# Problem requirements
Wherever the string "peningkatan" occurs in a line of these records, report that line.

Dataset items
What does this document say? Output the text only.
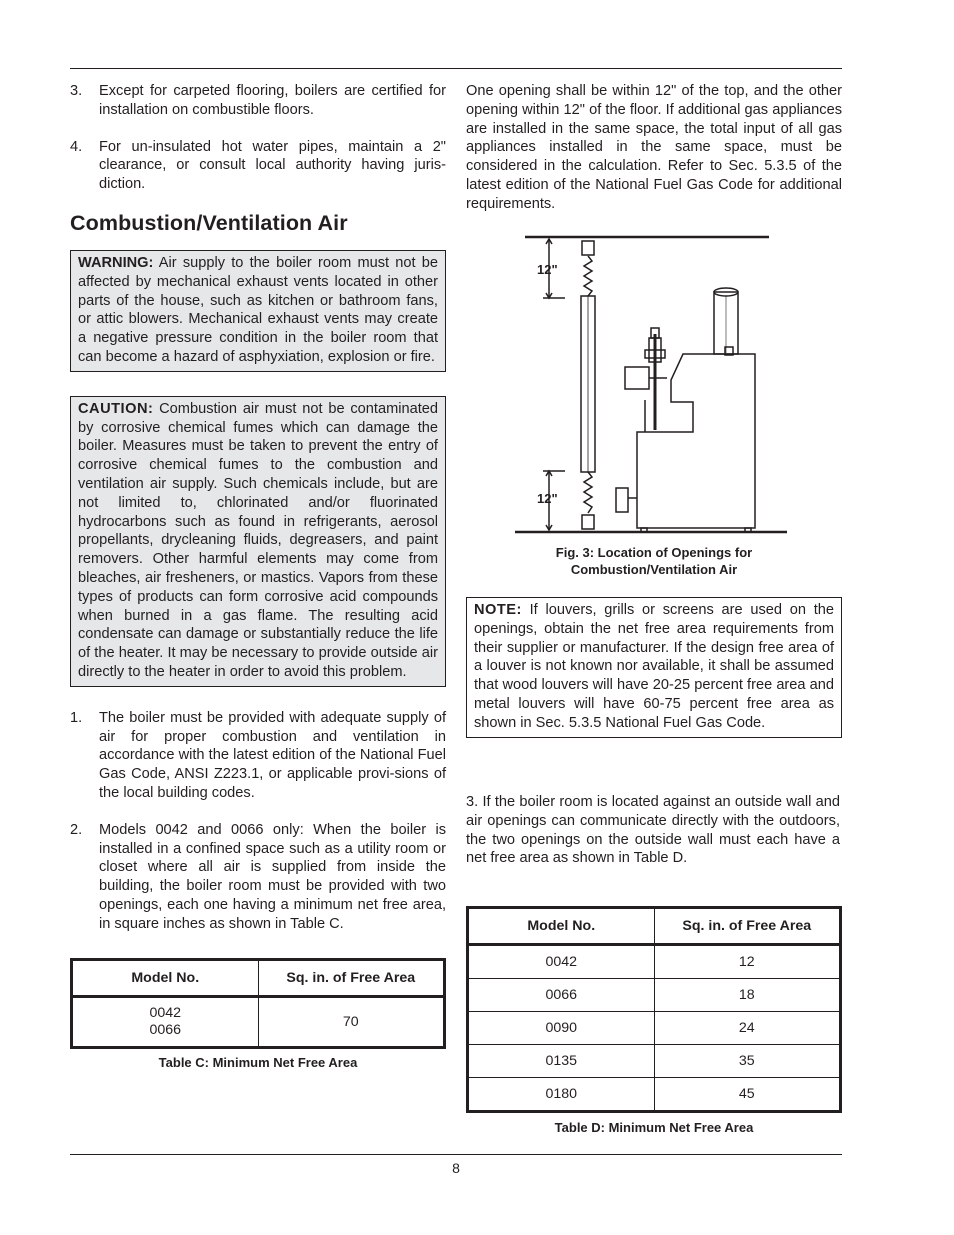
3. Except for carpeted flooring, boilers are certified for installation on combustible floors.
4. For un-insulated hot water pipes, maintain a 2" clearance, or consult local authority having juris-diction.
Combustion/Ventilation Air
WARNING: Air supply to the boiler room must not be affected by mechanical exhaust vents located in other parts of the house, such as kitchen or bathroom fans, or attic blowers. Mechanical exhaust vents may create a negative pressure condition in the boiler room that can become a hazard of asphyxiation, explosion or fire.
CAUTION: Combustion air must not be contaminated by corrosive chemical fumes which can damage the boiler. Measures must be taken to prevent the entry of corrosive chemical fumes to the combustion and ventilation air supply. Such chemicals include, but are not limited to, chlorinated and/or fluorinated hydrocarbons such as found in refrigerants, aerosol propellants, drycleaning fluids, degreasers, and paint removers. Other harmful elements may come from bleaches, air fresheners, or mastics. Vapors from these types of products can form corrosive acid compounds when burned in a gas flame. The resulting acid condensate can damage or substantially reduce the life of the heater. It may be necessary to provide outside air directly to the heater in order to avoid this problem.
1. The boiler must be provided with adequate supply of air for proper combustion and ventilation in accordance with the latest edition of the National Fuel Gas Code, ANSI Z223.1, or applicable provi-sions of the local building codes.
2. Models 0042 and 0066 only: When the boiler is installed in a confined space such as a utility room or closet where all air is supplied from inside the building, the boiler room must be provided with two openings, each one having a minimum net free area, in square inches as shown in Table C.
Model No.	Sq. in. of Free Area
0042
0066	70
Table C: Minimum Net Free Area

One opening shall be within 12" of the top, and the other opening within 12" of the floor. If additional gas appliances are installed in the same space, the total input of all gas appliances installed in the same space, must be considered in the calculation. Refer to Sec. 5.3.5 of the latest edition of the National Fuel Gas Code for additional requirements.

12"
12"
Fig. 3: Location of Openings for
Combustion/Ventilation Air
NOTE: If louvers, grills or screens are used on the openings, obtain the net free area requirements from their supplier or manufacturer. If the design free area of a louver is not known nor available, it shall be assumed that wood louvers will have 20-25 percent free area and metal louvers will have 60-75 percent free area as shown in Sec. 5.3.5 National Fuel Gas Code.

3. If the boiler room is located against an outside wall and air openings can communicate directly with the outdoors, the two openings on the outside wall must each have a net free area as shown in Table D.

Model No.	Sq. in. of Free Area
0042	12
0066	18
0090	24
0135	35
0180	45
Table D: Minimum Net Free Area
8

...

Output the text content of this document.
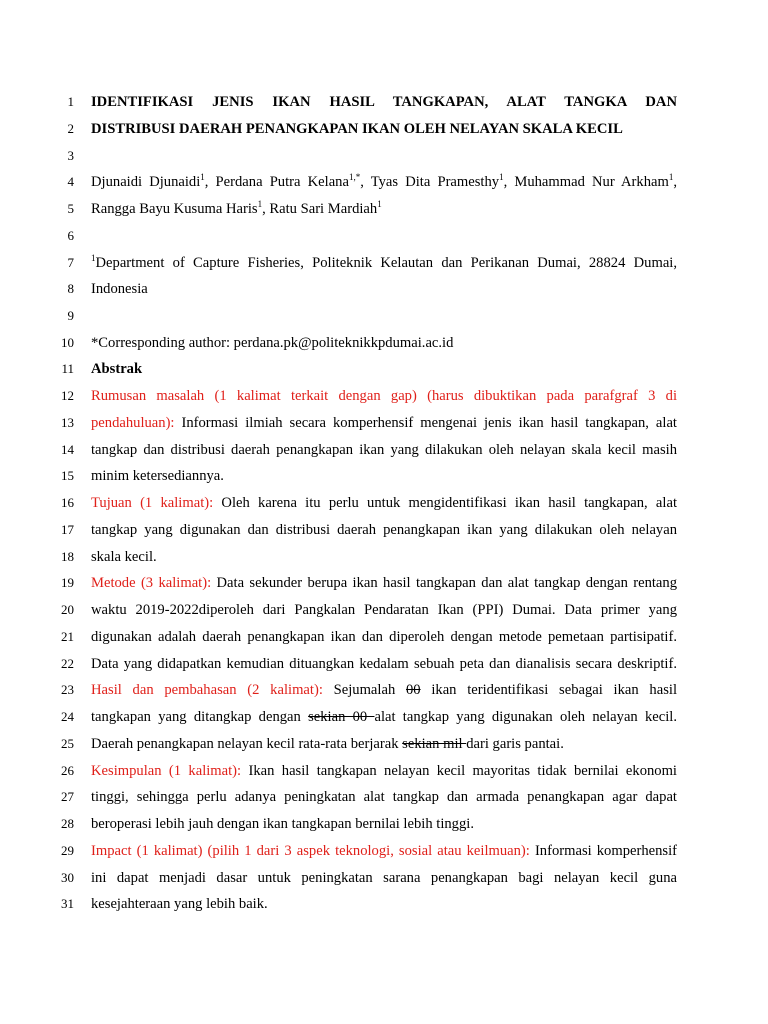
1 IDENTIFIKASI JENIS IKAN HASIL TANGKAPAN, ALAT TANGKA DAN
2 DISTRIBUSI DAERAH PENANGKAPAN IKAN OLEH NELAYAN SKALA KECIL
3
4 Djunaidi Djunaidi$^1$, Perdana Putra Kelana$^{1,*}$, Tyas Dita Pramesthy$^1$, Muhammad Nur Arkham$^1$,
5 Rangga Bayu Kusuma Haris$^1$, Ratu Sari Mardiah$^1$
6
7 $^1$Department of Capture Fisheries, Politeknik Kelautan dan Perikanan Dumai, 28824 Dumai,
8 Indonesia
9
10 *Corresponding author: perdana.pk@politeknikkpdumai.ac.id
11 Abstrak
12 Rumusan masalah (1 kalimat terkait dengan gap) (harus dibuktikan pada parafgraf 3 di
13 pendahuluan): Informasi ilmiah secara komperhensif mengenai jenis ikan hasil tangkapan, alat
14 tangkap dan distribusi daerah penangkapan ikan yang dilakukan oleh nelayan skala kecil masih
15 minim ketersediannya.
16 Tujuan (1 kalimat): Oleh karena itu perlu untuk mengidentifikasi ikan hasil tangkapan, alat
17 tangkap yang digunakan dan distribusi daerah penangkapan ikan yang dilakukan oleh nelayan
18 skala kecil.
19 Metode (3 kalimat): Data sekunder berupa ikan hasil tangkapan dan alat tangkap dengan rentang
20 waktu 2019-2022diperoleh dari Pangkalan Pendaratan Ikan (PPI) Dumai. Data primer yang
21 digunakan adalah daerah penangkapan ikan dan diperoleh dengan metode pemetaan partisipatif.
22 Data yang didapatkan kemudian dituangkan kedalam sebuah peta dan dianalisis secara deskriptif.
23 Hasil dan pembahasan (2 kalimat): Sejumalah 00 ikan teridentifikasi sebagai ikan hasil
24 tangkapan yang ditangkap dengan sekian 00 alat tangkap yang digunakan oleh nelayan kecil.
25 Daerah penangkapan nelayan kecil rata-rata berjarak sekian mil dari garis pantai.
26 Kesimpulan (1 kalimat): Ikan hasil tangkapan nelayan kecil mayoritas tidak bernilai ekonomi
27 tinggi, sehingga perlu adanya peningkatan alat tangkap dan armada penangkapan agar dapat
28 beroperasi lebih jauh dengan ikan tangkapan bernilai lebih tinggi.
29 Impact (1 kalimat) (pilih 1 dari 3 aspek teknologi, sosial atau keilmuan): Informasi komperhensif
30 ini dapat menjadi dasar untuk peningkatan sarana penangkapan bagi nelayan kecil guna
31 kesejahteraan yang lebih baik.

# Expected answer
27 tinggi, sehingga perlu adanya peningkatan alat tangkap dan armada penangkapan agar dapat
30 ini dapat menjadi dasar untuk peningkatan sarana penangkapan bagi nelayan kecil guna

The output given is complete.